◆ **Dataset records**
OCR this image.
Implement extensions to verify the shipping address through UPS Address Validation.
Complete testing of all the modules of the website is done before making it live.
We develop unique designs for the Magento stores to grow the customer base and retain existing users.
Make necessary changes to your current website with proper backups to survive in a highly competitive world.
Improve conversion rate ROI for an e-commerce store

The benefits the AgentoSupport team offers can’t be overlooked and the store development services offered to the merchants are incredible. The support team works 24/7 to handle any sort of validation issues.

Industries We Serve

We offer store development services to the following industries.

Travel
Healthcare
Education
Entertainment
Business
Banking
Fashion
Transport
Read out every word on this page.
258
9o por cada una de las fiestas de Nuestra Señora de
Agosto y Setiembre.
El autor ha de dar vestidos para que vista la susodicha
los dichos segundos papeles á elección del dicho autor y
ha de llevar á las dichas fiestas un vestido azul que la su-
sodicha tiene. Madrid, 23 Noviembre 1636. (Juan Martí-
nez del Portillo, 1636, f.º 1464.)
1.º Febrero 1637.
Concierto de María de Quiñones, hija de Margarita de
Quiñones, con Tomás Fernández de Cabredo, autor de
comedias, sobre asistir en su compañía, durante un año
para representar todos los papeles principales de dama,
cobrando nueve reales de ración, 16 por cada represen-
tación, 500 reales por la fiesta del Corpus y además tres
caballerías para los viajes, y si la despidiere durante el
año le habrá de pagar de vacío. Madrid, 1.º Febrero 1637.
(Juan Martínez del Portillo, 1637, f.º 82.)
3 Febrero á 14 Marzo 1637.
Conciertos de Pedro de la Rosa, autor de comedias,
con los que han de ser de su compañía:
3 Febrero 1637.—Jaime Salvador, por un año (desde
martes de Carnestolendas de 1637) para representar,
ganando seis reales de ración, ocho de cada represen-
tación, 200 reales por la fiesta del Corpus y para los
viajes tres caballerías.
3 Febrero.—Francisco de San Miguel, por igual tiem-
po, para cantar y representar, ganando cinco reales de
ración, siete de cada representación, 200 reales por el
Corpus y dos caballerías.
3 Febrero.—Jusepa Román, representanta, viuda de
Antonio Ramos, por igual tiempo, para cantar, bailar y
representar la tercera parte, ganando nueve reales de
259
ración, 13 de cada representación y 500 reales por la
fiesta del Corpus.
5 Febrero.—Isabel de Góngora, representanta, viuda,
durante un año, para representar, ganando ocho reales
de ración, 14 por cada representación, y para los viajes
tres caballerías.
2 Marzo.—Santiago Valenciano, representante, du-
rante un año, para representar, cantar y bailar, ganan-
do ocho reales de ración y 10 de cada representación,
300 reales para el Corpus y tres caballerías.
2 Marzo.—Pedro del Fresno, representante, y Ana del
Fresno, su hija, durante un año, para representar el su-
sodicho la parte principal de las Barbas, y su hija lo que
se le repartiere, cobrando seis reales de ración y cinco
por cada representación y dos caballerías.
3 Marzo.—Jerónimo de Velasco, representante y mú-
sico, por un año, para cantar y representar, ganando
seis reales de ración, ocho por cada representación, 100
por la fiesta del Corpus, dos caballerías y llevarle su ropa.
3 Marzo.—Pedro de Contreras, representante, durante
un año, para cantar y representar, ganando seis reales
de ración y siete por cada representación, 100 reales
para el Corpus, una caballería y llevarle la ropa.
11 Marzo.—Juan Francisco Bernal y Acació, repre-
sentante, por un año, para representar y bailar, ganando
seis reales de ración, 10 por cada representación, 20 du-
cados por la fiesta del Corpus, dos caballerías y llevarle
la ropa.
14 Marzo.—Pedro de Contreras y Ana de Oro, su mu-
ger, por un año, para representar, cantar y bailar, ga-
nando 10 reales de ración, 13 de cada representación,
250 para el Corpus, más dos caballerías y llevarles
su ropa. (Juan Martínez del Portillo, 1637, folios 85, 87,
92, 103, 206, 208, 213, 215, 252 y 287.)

◆ **STATED EXERCISE**
Only the number is needed: state how many lines in the listing contain "this".

◆ **FINISHED TASK**
2